Data records
## Start

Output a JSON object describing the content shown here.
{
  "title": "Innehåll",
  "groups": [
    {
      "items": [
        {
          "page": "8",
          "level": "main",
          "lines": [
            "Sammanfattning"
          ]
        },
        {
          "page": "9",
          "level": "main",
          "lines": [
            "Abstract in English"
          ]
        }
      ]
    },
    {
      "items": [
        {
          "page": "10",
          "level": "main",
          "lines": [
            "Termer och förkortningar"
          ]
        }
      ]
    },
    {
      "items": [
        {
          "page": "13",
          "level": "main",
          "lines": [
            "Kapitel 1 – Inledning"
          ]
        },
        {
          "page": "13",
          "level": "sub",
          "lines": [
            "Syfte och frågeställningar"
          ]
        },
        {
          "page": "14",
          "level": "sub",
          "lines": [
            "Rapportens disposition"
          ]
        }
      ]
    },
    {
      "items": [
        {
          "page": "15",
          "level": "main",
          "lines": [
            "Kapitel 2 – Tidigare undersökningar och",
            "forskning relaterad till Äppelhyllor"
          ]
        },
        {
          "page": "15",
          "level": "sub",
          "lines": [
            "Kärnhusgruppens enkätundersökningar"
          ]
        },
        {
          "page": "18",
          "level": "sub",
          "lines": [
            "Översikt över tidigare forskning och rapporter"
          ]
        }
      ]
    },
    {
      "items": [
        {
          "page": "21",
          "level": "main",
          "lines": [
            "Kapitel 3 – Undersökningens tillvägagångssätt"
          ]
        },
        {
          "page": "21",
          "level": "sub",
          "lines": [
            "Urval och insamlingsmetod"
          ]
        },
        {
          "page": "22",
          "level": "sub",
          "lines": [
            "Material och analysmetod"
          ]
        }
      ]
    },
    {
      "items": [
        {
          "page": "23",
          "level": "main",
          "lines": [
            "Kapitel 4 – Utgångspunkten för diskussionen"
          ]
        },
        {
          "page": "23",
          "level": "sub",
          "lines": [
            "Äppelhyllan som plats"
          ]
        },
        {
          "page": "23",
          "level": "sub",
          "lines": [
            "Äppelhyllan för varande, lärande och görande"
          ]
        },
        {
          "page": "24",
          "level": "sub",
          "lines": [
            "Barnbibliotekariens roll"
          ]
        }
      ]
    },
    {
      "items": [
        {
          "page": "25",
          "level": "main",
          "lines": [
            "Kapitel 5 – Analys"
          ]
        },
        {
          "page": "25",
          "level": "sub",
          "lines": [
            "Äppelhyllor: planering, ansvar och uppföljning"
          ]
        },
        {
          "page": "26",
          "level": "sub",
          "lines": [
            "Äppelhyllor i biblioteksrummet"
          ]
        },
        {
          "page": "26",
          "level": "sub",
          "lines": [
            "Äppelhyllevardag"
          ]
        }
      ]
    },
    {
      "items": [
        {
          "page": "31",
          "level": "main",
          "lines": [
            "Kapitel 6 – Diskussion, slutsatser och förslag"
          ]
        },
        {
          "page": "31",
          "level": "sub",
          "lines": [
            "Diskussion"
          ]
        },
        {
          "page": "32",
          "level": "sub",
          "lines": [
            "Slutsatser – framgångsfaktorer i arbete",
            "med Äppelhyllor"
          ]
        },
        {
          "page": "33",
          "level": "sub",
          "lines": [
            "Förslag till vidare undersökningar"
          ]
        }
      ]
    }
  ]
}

## End

** Exercise prompt **
From the records above, extract every entry verbatim.

** Reply to the exercise **
Output a JSON object describing the content shown here.
{
  "title": "Innehåll",
  "groups": [
    {
      "items": [
        {
          "page": "8",
          "level": "main",
          "lines": [
            "Sammanfattning"
          ]
        },
        {
          "page": "9",
          "level": "main",
          "lines": [
            "Abstract in English"
          ]
        }
      ]
    },
    {
      "items": [
        {
          "page": "10",
          "level": "main",
          "lines": [
            "Termer och förkortningar"
          ]
        }
      ]
    },
    {
      "items": [
        {
          "page": "13",
          "level": "main",
          "lines": [
            "Kapitel 1 – Inledning"
          ]
        },
        {
          "page": "13",
          "level": "sub",
          "lines": [
            "Syfte och frågeställningar"
          ]
        },
        {
          "page": "14",
          "level": "sub",
          "lines": [
            "Rapportens disposition"
          ]
        }
      ]
    },
    {
      "items": [
        {
          "page": "15",
          "level": "main",
          "lines": [
            "Kapitel 2 – Tidigare undersökningar och",
            "forskning relaterad till Äppelhyllor"
          ]
        },
        {
          "page": "15",
          "level": "sub",
          "lines": [
            "Kärnhusgruppens enkätundersökningar"
          ]
        },
        {
          "page": "18",
          "level": "sub",
          "lines": [
            "Översikt över tidigare forskning och rapporter"
          ]
        }
      ]
    },
    {
      "items": [
        {
          "page": "21",
          "level": "main",
          "lines": [
            "Kapitel 3 – Undersökningens tillvägagångssätt"
          ]
        },
        {
          "page": "21",
          "level": "sub",
          "lines": [
            "Urval och insamlingsmetod"
          ]
        },
        {
          "page": "22",
          "level": "sub",
          "lines": [
            "Material och analysmetod"
          ]
        }
      ]
    },
    {
      "items": [
        {
          "page": "23",
          "level": "main",
          "lines": [
            "Kapitel 4 – Utgångspunkten för diskussionen"
          ]
        },
        {
          "page": "23",
          "level": "sub",
          "lines": [
            "Äppelhyllan som plats"
          ]
        },
        {
          "page": "23",
          "level": "sub",
          "lines": [
            "Äppelhyllan för varande, lärande och görande"
          ]
        },
        {
          "page": "24",
          "level": "sub",
          "lines": [
            "Barnbibliotekariens roll"
          ]
        }
      ]
    },
    {
      "items": [
        {
          "page": "25",
          "level": "main",
          "lines": [
            "Kapitel 5 – Analys"
          ]
        },
        {
          "page": "25",
          "level": "sub",
          "lines": [
            "Äppelhyllor: planering, ansvar och uppföljning"
          ]
        },
        {
          "page": "26",
          "level": "sub",
          "lines": [
            "Äppelhyllor i biblioteksrummet"
          ]
        },
        {
          "page": "26",
          "level": "sub",
          "lines": [
            "Äppelhyllevardag"
          ]
        }
      ]
    },
    {
      "items": [
        {
          "page": "31",
          "level": "main",
          "lines": [
            "Kapitel 6 – Diskussion, slutsatser och förslag"
          ]
        },
        {
          "page": "31",
          "level": "sub",
          "lines": [
            "Diskussion"
          ]
        },
        {
          "page": "32",
          "level": "sub",
          "lines": [
            "Slutsatser – framgångsfaktorer i arbete",
            "med Äppelhyllor"
          ]
        },
        {
          "page": "33",
          "level": "sub",
          "lines": [
            "Förslag till vidare undersökningar"
          ]
        }
      ]
    }
  ]
}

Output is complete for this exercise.